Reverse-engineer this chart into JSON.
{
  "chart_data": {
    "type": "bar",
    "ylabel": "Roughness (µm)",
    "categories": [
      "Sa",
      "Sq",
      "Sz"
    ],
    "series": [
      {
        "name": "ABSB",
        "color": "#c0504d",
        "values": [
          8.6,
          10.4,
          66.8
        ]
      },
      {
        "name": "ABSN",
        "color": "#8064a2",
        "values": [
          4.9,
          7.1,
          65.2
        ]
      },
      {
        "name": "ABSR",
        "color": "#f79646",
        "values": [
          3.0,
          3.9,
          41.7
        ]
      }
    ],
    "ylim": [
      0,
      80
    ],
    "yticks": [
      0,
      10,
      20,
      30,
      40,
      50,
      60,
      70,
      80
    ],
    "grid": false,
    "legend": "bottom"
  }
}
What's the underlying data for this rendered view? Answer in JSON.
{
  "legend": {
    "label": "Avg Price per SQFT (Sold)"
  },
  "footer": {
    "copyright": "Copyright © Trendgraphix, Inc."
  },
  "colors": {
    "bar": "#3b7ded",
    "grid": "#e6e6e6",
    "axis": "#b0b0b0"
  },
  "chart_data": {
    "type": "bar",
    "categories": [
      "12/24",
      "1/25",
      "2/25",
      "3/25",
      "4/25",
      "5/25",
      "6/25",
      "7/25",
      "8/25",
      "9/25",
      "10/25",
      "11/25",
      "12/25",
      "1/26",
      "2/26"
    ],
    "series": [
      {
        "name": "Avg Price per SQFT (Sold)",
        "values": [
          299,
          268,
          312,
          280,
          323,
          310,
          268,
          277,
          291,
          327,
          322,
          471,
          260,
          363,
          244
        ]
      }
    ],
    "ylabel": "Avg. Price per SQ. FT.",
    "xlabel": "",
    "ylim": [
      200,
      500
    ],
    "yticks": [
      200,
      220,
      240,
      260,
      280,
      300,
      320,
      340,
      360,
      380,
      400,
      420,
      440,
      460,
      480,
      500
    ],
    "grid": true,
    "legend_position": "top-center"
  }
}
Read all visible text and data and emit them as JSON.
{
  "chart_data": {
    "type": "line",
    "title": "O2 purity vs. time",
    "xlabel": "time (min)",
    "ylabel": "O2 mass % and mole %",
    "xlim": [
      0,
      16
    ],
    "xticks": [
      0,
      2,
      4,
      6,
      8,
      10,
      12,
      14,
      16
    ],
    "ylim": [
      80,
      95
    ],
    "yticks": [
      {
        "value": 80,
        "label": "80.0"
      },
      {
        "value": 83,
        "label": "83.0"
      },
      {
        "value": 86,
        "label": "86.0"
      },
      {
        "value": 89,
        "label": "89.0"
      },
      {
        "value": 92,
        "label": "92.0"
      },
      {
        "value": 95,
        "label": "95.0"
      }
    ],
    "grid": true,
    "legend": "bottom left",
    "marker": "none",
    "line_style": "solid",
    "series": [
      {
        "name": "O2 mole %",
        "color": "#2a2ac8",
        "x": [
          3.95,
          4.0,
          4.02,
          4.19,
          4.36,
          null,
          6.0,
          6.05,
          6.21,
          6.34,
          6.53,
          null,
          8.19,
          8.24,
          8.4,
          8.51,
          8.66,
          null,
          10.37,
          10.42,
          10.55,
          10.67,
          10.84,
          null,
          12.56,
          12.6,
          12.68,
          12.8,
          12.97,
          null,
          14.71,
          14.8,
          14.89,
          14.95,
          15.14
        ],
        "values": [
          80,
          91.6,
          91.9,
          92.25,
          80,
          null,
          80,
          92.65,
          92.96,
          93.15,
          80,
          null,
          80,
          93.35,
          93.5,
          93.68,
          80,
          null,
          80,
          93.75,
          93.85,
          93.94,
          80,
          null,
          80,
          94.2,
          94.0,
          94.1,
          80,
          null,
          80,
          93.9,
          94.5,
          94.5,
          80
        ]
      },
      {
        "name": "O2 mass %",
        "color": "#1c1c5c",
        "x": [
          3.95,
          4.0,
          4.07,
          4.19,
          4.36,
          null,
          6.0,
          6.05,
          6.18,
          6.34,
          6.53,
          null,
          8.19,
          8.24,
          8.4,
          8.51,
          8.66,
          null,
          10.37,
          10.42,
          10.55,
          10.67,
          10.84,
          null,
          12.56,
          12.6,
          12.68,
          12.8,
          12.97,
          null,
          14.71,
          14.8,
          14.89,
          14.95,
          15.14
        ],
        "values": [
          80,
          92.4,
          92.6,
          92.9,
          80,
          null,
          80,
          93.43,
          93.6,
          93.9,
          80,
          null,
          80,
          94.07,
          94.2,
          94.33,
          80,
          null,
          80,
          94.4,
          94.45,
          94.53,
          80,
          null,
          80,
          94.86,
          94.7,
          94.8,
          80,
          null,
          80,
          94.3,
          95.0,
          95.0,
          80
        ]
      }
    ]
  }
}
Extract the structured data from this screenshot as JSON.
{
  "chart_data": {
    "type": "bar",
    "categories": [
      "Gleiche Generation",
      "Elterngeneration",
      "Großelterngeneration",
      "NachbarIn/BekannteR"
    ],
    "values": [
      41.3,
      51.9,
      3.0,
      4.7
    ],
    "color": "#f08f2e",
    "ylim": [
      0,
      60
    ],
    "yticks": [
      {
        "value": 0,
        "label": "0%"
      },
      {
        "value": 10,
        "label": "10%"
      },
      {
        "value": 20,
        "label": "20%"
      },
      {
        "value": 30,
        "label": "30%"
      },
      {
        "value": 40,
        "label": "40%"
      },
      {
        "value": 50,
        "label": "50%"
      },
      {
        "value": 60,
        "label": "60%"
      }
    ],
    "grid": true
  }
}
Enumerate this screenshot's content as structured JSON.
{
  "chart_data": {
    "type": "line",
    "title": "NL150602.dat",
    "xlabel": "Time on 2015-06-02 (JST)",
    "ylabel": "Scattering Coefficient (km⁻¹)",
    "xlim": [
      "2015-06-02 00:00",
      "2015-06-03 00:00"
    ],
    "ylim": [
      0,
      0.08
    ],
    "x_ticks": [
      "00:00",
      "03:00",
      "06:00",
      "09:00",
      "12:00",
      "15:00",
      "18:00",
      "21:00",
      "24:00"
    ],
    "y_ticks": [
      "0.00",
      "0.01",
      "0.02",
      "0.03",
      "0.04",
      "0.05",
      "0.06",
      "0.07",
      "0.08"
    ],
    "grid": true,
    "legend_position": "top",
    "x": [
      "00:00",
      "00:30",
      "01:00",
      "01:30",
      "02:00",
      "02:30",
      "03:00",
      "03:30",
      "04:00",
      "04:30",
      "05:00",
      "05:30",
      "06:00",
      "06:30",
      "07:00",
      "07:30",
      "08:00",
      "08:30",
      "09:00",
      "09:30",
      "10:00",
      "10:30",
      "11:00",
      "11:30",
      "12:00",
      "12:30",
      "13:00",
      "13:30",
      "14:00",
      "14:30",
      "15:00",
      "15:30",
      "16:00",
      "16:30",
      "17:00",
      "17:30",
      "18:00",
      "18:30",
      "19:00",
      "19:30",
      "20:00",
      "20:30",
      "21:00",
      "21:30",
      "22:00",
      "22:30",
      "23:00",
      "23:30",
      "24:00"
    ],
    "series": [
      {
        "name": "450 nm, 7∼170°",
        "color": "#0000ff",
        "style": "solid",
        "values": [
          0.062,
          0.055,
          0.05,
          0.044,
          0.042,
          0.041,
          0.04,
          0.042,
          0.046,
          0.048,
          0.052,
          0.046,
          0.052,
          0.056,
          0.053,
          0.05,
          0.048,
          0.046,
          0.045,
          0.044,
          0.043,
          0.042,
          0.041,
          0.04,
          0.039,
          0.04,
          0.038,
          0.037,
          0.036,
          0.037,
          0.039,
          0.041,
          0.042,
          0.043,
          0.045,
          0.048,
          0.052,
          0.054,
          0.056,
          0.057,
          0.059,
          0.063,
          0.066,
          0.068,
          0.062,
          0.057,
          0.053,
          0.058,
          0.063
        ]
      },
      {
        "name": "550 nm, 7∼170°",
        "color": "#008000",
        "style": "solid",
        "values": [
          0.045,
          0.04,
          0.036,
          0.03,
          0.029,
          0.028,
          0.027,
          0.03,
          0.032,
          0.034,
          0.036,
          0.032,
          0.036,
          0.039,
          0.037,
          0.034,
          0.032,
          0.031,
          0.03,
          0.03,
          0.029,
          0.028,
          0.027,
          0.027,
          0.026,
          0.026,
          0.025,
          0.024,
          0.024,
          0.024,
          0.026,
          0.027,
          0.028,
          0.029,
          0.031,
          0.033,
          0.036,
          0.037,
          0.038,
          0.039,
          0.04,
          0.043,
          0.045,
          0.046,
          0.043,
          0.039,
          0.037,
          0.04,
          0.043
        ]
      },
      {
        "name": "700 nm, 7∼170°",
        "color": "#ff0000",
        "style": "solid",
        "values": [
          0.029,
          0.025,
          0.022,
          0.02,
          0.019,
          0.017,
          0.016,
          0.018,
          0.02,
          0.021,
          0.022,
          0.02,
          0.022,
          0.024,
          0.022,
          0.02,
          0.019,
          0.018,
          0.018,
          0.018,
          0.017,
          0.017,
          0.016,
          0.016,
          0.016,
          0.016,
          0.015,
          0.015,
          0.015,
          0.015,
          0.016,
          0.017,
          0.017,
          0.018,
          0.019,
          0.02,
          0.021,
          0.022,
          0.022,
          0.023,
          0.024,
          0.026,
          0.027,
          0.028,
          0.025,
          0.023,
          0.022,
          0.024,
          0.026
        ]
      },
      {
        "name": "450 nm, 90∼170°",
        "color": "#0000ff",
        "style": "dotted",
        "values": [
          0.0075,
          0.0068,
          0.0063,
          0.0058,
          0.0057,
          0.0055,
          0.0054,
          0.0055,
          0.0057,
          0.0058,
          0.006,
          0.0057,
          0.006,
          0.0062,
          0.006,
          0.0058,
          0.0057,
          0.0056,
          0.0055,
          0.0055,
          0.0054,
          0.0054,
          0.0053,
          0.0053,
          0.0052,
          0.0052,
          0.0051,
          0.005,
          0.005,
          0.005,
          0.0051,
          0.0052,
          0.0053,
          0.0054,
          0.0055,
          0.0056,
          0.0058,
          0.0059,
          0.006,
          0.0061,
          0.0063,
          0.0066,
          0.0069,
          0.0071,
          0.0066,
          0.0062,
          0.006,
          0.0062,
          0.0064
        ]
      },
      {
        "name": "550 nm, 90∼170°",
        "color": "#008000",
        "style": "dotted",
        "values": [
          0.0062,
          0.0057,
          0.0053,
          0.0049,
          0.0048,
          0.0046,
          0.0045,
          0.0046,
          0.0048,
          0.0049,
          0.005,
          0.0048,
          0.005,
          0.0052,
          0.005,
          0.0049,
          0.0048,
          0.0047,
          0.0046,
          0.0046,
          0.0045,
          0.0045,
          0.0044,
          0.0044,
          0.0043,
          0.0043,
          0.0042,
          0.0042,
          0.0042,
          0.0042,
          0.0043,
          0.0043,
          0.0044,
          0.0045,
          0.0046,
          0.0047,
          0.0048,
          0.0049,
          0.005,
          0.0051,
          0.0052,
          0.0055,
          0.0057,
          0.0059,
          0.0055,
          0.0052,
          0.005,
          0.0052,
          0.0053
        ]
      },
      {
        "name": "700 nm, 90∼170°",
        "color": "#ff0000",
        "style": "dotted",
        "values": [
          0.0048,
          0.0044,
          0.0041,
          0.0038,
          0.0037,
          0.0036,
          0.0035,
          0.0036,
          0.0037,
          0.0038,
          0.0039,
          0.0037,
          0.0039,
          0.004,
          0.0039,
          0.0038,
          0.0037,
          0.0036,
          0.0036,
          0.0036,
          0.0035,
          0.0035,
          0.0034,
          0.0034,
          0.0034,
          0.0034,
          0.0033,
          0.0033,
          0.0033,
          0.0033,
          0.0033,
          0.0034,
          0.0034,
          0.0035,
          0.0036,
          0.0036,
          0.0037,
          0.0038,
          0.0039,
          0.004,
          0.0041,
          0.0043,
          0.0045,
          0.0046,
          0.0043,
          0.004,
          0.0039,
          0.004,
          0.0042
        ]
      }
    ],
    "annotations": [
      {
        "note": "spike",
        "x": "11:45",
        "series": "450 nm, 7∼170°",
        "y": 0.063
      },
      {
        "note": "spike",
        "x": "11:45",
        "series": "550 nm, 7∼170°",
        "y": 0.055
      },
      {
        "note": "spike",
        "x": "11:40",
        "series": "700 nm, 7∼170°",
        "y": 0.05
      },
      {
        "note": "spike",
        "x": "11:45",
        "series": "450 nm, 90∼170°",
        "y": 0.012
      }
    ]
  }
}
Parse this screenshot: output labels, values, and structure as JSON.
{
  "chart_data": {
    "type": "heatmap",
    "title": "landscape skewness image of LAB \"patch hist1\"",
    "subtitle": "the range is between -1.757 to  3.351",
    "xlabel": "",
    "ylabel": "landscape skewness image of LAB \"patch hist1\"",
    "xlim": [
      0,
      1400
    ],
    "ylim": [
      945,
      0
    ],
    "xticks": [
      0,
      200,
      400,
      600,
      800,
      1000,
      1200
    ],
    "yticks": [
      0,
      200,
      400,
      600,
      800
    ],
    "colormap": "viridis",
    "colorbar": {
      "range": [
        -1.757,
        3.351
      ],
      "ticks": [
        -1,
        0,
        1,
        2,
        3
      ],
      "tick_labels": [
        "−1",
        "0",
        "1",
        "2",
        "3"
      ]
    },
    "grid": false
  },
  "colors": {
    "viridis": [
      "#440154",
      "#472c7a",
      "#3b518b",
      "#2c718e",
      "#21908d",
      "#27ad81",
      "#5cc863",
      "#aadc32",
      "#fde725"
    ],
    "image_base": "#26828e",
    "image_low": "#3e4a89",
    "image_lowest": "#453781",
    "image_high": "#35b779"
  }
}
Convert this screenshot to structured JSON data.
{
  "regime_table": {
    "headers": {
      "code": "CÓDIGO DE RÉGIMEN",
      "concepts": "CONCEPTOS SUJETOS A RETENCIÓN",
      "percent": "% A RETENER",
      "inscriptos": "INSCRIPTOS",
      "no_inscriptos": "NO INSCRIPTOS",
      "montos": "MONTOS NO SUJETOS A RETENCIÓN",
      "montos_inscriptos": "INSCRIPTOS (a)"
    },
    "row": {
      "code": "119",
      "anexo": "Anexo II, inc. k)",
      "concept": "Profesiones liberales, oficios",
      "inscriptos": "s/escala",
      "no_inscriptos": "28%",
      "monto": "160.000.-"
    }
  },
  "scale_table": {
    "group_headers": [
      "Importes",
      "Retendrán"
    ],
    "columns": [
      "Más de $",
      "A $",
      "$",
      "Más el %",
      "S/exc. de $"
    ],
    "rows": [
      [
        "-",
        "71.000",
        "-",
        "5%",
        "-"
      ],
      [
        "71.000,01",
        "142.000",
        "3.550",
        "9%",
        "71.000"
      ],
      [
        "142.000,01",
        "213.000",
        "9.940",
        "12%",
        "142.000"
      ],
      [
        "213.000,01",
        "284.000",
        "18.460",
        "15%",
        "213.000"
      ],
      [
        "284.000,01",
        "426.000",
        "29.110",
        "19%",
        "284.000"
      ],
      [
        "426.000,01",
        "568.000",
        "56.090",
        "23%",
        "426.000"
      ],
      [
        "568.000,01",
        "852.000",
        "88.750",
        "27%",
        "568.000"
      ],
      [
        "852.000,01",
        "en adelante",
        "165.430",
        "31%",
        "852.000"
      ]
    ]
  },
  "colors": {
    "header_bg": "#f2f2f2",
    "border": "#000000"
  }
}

━━━━━━━━━━

TASK INSTRUCTIONS = Working from the material above, state how many lines contain "skewness"; give only the number.

FINAL RESULT = 2